EXERCISE
Copy out all lines that carry the word "Sheep".

RECORDS FOR THE TASK
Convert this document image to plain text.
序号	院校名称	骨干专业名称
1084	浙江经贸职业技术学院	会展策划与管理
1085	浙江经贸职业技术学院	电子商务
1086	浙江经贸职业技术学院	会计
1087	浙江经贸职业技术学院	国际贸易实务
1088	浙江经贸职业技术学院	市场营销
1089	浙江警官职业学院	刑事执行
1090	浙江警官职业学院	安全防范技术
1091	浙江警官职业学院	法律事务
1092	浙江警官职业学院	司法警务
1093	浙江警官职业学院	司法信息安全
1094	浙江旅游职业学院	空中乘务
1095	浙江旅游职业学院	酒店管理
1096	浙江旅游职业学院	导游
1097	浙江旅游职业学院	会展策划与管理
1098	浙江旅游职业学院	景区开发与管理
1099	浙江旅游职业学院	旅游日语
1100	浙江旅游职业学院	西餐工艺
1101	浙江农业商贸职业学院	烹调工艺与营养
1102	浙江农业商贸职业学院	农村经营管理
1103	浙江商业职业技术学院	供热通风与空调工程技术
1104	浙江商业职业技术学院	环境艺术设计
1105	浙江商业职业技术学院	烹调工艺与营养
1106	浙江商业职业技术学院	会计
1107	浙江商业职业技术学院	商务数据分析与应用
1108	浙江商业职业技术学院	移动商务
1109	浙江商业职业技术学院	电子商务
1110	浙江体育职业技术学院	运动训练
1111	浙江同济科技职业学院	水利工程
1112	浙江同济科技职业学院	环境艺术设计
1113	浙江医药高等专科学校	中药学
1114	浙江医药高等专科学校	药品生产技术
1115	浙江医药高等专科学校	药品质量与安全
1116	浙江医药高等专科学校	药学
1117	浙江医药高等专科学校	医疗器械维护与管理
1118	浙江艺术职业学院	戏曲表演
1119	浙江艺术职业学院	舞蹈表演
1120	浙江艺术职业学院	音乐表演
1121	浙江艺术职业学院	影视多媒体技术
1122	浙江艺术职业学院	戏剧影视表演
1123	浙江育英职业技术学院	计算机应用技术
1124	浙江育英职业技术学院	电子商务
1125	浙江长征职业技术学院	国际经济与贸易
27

* * *

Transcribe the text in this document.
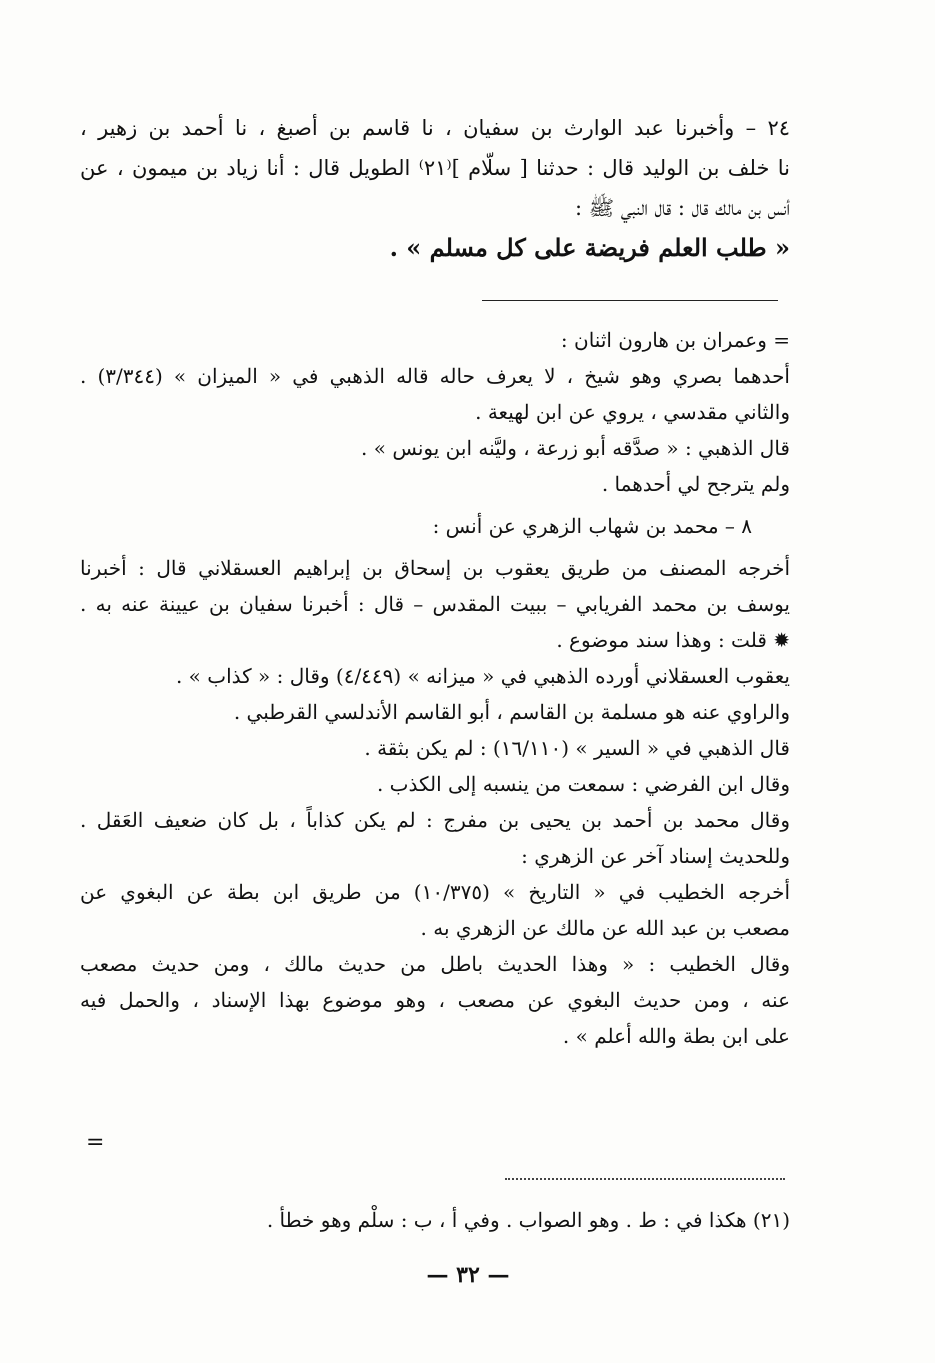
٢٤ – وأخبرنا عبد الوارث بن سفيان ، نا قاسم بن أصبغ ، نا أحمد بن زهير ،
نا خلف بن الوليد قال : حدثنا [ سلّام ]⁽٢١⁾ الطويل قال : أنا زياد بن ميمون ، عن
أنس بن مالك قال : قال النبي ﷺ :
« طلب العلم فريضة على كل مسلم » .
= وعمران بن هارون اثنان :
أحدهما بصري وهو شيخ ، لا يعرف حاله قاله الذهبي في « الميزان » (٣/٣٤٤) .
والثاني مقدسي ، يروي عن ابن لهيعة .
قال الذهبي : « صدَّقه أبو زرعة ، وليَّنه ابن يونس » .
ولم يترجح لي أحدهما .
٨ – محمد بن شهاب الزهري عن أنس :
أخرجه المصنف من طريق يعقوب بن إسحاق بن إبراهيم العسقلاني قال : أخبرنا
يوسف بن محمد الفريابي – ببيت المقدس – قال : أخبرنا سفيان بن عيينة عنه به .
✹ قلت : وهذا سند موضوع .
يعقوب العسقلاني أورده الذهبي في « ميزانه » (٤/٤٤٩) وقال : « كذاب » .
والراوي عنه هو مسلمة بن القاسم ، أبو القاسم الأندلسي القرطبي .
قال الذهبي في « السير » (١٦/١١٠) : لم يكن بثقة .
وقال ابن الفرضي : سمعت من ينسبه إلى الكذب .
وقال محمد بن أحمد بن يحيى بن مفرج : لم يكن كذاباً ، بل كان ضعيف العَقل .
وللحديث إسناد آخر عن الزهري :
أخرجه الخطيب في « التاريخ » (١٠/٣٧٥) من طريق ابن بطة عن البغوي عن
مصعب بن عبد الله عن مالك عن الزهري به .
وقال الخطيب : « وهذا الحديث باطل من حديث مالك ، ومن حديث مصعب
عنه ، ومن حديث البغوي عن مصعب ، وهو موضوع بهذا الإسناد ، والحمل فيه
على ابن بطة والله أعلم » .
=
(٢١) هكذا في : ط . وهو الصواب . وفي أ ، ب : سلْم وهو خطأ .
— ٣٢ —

* * *

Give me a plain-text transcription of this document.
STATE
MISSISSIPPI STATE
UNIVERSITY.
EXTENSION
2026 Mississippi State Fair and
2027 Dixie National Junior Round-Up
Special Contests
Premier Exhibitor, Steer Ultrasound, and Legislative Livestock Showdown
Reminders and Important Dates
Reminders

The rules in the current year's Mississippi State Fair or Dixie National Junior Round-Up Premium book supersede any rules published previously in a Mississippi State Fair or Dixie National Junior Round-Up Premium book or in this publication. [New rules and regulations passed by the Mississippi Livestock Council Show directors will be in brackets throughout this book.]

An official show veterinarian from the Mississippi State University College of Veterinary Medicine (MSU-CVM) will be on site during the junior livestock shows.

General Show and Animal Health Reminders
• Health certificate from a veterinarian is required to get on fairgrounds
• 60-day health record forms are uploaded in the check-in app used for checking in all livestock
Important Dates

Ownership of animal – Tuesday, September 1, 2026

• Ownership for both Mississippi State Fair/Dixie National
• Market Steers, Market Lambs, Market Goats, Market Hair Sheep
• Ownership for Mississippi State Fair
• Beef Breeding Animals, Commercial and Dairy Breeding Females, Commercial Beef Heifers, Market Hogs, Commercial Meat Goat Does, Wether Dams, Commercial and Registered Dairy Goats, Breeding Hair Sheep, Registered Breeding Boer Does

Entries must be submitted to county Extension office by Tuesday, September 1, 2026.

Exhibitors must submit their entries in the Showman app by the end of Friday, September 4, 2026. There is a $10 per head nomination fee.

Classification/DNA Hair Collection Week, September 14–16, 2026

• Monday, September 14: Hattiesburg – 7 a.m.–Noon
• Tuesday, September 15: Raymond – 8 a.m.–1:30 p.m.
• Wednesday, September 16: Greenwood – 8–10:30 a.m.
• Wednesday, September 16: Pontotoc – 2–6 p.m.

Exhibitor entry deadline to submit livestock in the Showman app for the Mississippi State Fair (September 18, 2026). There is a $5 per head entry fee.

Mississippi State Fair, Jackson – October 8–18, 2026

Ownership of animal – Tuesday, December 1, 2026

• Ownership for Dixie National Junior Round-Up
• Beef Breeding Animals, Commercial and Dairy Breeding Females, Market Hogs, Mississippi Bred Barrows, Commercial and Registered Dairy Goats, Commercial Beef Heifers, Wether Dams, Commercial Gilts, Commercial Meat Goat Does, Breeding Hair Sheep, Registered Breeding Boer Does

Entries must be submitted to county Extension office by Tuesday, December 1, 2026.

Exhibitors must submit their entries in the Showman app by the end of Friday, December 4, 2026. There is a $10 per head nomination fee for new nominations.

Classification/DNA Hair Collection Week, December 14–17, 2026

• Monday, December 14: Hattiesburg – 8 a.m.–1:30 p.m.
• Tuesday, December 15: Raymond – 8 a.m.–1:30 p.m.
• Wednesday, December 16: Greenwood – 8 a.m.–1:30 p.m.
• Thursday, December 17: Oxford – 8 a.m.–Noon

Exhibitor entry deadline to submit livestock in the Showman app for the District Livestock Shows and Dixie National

OUTPUT BELOW
• Market Steers, Market Lambs, Market Goats, Market Hair Sheep
• Beef Breeding Animals, Commercial and Dairy Breeding Females, Commercial Beef Heifers, Market Hogs, Commercial Meat Goat Does, Wether Dams, Commercial and Registered Dairy Goats, Breeding Hair Sheep, Registered Breeding Boer Does
• Beef Breeding Animals, Commercial and Dairy Breeding Females, Market Hogs, Mississippi Bred Barrows, Commercial and Registered Dairy Goats, Commercial Beef Heifers, Wether Dams, Commercial Gilts, Commercial Meat Goat Does, Breeding Hair Sheep, Registered Breeding Boer Does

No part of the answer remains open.